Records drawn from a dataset
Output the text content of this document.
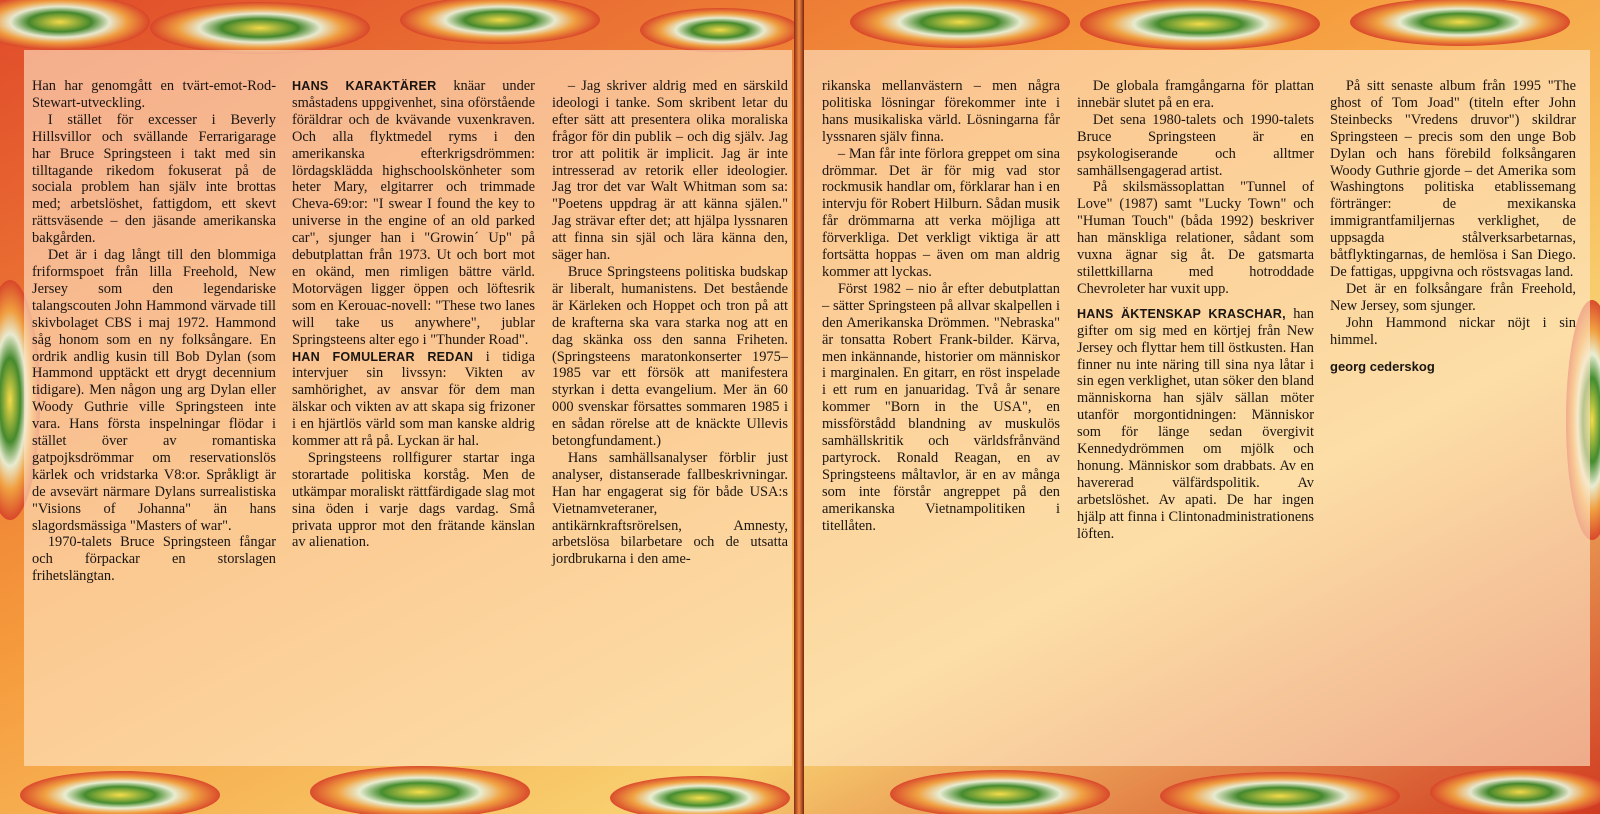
Han har genomgått en tvärt-emot-Rod-Stewart-utveckling.

I stället för excesser i Beverly Hillsvillor och svällande Ferrarigarage har Bruce Springsteen i takt med sin tilltagande rikedom fokuserat på de sociala problem han själv inte brottas med; arbetslöshet, fattigdom, ett skevt rättsväsende – den jäsande amerikanska bakgården.

Det är i dag långt till den blommiga friformspoet från lilla Freehold, New Jersey som den legendariske talangscouten John Hammond värvade till skivbolaget CBS i maj 1972. Hammond såg honom som en ny folksångare. En ordrik andlig kusin till Bob Dylan (som Hammond upptäckt ett drygt decennium tidigare). Men någon ung arg Dylan eller Woody Guthrie ville Springsteen inte vara. Hans första inspelningar flödar i stället över av romantiska gatpojksdrömmar om reservationslös kärlek och vridstarka V8:or. Språkligt är de avsevärt närmare Dylans surrealistiska "Visions of Johanna" än hans slagordsmässiga "Masters of war".

1970-talets Bruce Springsteen fångar och förpackar en storslagen frihetslängtan.

HANS KARAKTÄRER knäar under småstadens uppgivenhet, sina oförstående föräldrar och de kvävande vuxenkraven. Och alla flyktmedel ryms i den amerikanska efterkrigsdrömmen: lördagsklädda highschoolskönheter som heter Mary, elgitarrer och trimmade Cheva-69:or: "I swear I found the key to universe in the engine of an old parked car", sjunger han i "Growin´ Up" på debutplattan från 1973. Ut och bort mot en okänd, men rimligen bättre värld. Motorvägen ligger öppen och löftesrik som en Kerouac-novell: "These two lanes will take us anywhere", jublar Springsteens alter ego i "Thunder Road".

HAN FOMULERAR REDAN i tidiga intervjuer sin livssyn: Vikten av samhörighet, av ansvar för dem man älskar och vikten av att skapa sig frizoner i en hjärtlös värld som man kanske aldrig kommer att rå på. Lyckan är hal.

Springsteens rollfigurer startar inga storartade politiska korståg. Men de utkämpar moraliskt rättfärdigade slag mot sina öden i varje dags vardag. Små privata uppror mot den frätande känslan av alienation.

– Jag skriver aldrig med en särskild ideologi i tanke. Som skribent letar du efter sätt att presentera olika moraliska frågor för din publik – och dig själv. Jag tror att politik är implicit. Jag är inte intresserad av retorik eller ideologier. Jag tror det var Walt Whitman som sa: "Poetens uppdrag är att känna själen." Jag strävar efter det; att hjälpa lyssnaren att finna sin själ och lära känna den, säger han.

Bruce Springsteens politiska budskap är liberalt, humanistens. Det bestående är Kärleken och Hoppet och tron på att de krafterna ska vara starka nog att en dag skänka oss den sanna Friheten. (Springsteens maratonkonserter 1975–1985 var ett försök att manifestera styrkan i detta evangelium. Mer än 60 000 svenskar försattes sommaren 1985 i en sådan rörelse att de knäckte Ullevis betongfundament.)

Hans samhällsanalyser förblir just analyser, distanserade fallbeskrivningar. Han har engagerat sig för både USA:s Vietnamveteraner, antikärnkraftsrörelsen, Amnesty, arbetslösa bilarbetare och de utsatta jordbrukarna i den ame-

rikanska mellanvästern – men några politiska lösningar förekommer inte i hans musikaliska värld. Lösningarna får lyssnaren själv finna.

– Man får inte förlora greppet om sina drömmar. Det är för mig vad stor rockmusik handlar om, förklarar han i en intervju för Robert Hilburn. Sådan musik får drömmarna att verka möjliga att förverkliga. Det verkligt viktiga är att fortsätta hoppas – även om man aldrig kommer att lyckas.

Först 1982 – nio år efter debutplattan – sätter Springsteen på allvar skalpellen i den Amerikanska Drömmen. "Nebraska" är tonsatta Robert Frank-bilder. Kärva, men inkännande, historier om människor i marginalen. En gitarr, en röst inspelade i ett rum en januaridag. Två år senare kommer "Born in the USA", en missförstådd blandning av muskulös samhällskritik och världsfrånvänd partyrock. Ronald Reagan, en av Springsteens måltavlor, är en av många som inte förstår angreppet på den amerikanska Vietnampolitiken i titellåten.

De globala framgångarna för plattan innebär slutet på en era.

Det sena 1980-talets och 1990-talets Bruce Springsteen är en psykologiserande och alltmer samhällsengagerad artist.

På skilsmässoplattan "Tunnel of Love" (1987) samt "Lucky Town" och "Human Touch" (båda 1992) beskriver han mänskliga relationer, sådant som vuxna ägnar sig åt. De gatsmarta stilettkillarna med hotroddade Chevroleter har vuxit upp.

HANS ÄKTENSKAP KRASCHAR, han gifter om sig med en körtjej från New Jersey och flyttar hem till östkusten. Han finner nu inte näring till sina nya låtar i sin egen verklighet, utan söker den bland människorna han själv sällan möter utanför morgontidningen: Människor som för länge sedan övergivit Kennedydrömmen om mjölk och honung. Människor som drabbats. Av en havererad välfärdspolitik. Av arbetslöshet. Av apati. De har ingen hjälp att finna i Clintonadministrationens löften.

På sitt senaste album från 1995 "The ghost of Tom Joad" (titeln efter John Steinbecks "Vredens druvor") skildrar Springsteen – precis som den unge Bob Dylan och hans förebild folksångaren Woody Guthrie gjorde – det Amerika som Washingtons politiska etablissemang förtränger: de mexikanska immigrantfamiljernas verklighet, de uppsagda stålverksarbetarnas, båtflyktingarnas, de hemlösa i San Diego. De fattigas, uppgivna och röstsvagas land.

Det är en folksångare från Freehold, New Jersey, som sjunger.

John Hammond nickar nöjt i sin himmel.

georg cederskog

[TASK BRIEF]: An exact reproduction of all the records is required, with no pictures included.

[WRITTEN RESPONSE]:
Output the text content of this document.
Han har genomgått en tvärt-emot-Rod-Stewart-utveckling.

I stället för excesser i Beverly Hillsvillor och svällande Ferrarigarage har Bruce Springsteen i takt med sin tilltagande rikedom fokuserat på de sociala problem han själv inte brottas med; arbetslöshet, fattigdom, ett skevt rättsväsende – den jäsande amerikanska bakgården.

Det är i dag långt till den blommiga friformspoet från lilla Freehold, New Jersey som den legendariske talangscouten John Hammond värvade till skivbolaget CBS i maj 1972. Hammond såg honom som en ny folksångare. En ordrik andlig kusin till Bob Dylan (som Hammond upptäckt ett drygt decennium tidigare). Men någon ung arg Dylan eller Woody Guthrie ville Springsteen inte vara. Hans första inspelningar flödar i stället över av romantiska gatpojksdrömmar om reservationslös kärlek och vridstarka V8:or. Språkligt är de avsevärt närmare Dylans surrealistiska "Visions of Johanna" än hans slagordsmässiga "Masters of war".

1970-talets Bruce Springsteen fångar och förpackar en storslagen frihetslängtan.

HANS KARAKTÄRER knäar under småstadens uppgivenhet, sina oförstående föräldrar och de kvävande vuxenkraven. Och alla flyktmedel ryms i den amerikanska efterkrigsdrömmen: lördagsklädda highschoolskönheter som heter Mary, elgitarrer och trimmade Cheva-69:or: "I swear I found the key to universe in the engine of an old parked car", sjunger han i "Growin´ Up" på debutplattan från 1973. Ut och bort mot en okänd, men rimligen bättre värld. Motorvägen ligger öppen och löftesrik som en Kerouac-novell: "These two lanes will take us anywhere", jublar Springsteens alter ego i "Thunder Road".

HAN FOMULERAR REDAN i tidiga intervjuer sin livssyn: Vikten av samhörighet, av ansvar för dem man älskar och vikten av att skapa sig frizoner i en hjärtlös värld som man kanske aldrig kommer att rå på. Lyckan är hal.

Springsteens rollfigurer startar inga storartade politiska korståg. Men de utkämpar moraliskt rättfärdigade slag mot sina öden i varje dags vardag. Små privata uppror mot den frätande känslan av alienation.

– Jag skriver aldrig med en särskild ideologi i tanke. Som skribent letar du efter sätt att presentera olika moraliska frågor för din publik – och dig själv. Jag tror att politik är implicit. Jag är inte intresserad av retorik eller ideologier. Jag tror det var Walt Whitman som sa: "Poetens uppdrag är att känna själen." Jag strävar efter det; att hjälpa lyssnaren att finna sin själ och lära känna den, säger han.

Bruce Springsteens politiska budskap är liberalt, humanistens. Det bestående är Kärleken och Hoppet och tron på att de krafterna ska vara starka nog att en dag skänka oss den sanna Friheten. (Springsteens maratonkonserter 1975–1985 var ett försök att manifestera styrkan i detta evangelium. Mer än 60 000 svenskar försattes sommaren 1985 i en sådan rörelse att de knäckte Ullevis betongfundament.)

Hans samhällsanalyser förblir just analyser, distanserade fallbeskrivningar. Han har engagerat sig för både USA:s Vietnamveteraner, antikärnkraftsrörelsen, Amnesty, arbetslösa bilarbetare och de utsatta jordbrukarna i den ame-

rikanska mellanvästern – men några politiska lösningar förekommer inte i hans musikaliska värld. Lösningarna får lyssnaren själv finna.

– Man får inte förlora greppet om sina drömmar. Det är för mig vad stor rockmusik handlar om, förklarar han i en intervju för Robert Hilburn. Sådan musik får drömmarna att verka möjliga att förverkliga. Det verkligt viktiga är att fortsätta hoppas – även om man aldrig kommer att lyckas.

Först 1982 – nio år efter debutplattan – sätter Springsteen på allvar skalpellen i den Amerikanska Drömmen. "Nebraska" är tonsatta Robert Frank-bilder. Kärva, men inkännande, historier om människor i marginalen. En gitarr, en röst inspelade i ett rum en januaridag. Två år senare kommer "Born in the USA", en missförstådd blandning av muskulös samhällskritik och världsfrånvänd partyrock. Ronald Reagan, en av Springsteens måltavlor, är en av många som inte förstår angreppet på den amerikanska Vietnampolitiken i titellåten.

De globala framgångarna för plattan innebär slutet på en era.

Det sena 1980-talets och 1990-talets Bruce Springsteen är en psykologiserande och alltmer samhällsengagerad artist.

På skilsmässoplattan "Tunnel of Love" (1987) samt "Lucky Town" och "Human Touch" (båda 1992) beskriver han mänskliga relationer, sådant som vuxna ägnar sig åt. De gatsmarta stilettkillarna med hotroddade Chevroleter har vuxit upp.

HANS ÄKTENSKAP KRASCHAR, han gifter om sig med en körtjej från New Jersey och flyttar hem till östkusten. Han finner nu inte näring till sina nya låtar i sin egen verklighet, utan söker den bland människorna han själv sällan möter utanför morgontidningen: Människor som för länge sedan övergivit Kennedydrömmen om mjölk och honung. Människor som drabbats. Av en havererad välfärdspolitik. Av arbetslöshet. Av apati. De har ingen hjälp att finna i Clintonadministrationens löften.

På sitt senaste album från 1995 "The ghost of Tom Joad" (titeln efter John Steinbecks "Vredens druvor") skildrar Springsteen – precis som den unge Bob Dylan och hans förebild folksångaren Woody Guthrie gjorde – det Amerika som Washingtons politiska etablissemang förtränger: de mexikanska immigrantfamiljernas verklighet, de uppsagda stålverksarbetarnas, båtflyktingarnas, de hemlösa i San Diego. De fattigas, uppgivna och röstsvagas land.

Det är en folksångare från Freehold, New Jersey, som sjunger.

John Hammond nickar nöjt i sin himmel.

georg cederskog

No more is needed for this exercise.